Start of Input for this task
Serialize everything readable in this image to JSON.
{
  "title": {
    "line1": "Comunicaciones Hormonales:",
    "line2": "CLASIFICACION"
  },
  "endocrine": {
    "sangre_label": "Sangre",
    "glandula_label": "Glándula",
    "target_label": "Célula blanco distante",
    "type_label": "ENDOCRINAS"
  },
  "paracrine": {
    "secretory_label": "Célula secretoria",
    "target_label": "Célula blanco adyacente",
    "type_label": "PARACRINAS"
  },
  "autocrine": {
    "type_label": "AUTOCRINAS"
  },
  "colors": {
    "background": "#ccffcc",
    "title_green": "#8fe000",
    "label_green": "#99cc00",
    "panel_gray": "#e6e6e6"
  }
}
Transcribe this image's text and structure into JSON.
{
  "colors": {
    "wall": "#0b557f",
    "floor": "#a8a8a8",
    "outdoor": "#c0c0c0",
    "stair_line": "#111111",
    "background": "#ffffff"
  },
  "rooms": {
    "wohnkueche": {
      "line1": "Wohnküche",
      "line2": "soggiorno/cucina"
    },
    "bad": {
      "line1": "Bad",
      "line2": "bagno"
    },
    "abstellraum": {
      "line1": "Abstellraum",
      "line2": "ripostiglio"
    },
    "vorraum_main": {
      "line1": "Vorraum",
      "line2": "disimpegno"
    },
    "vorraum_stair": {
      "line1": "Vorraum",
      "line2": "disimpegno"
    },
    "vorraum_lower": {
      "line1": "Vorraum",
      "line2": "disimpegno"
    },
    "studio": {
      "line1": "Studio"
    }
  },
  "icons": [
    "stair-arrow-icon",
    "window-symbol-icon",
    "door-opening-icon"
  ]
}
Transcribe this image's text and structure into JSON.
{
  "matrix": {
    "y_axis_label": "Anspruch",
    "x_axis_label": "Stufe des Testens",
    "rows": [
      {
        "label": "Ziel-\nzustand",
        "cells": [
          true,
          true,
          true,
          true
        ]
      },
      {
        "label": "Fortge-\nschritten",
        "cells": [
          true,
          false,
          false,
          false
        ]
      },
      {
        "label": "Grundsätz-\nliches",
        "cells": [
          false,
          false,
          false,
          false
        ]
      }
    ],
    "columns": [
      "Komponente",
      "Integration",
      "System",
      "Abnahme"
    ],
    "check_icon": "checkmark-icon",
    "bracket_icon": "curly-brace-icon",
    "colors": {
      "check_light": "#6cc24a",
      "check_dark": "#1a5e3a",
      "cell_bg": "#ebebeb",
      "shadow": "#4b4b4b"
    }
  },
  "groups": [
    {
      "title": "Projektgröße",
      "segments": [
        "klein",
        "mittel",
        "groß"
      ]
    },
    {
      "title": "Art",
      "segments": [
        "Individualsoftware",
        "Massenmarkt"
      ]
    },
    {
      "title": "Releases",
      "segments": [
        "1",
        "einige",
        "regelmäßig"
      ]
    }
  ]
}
End of Input for this task
# Task requirements:
Pull out all lines containing "blanco".

# The answer:
    "target_label": "Célula blanco distante",
    "target_label": "Célula blanco adyacente",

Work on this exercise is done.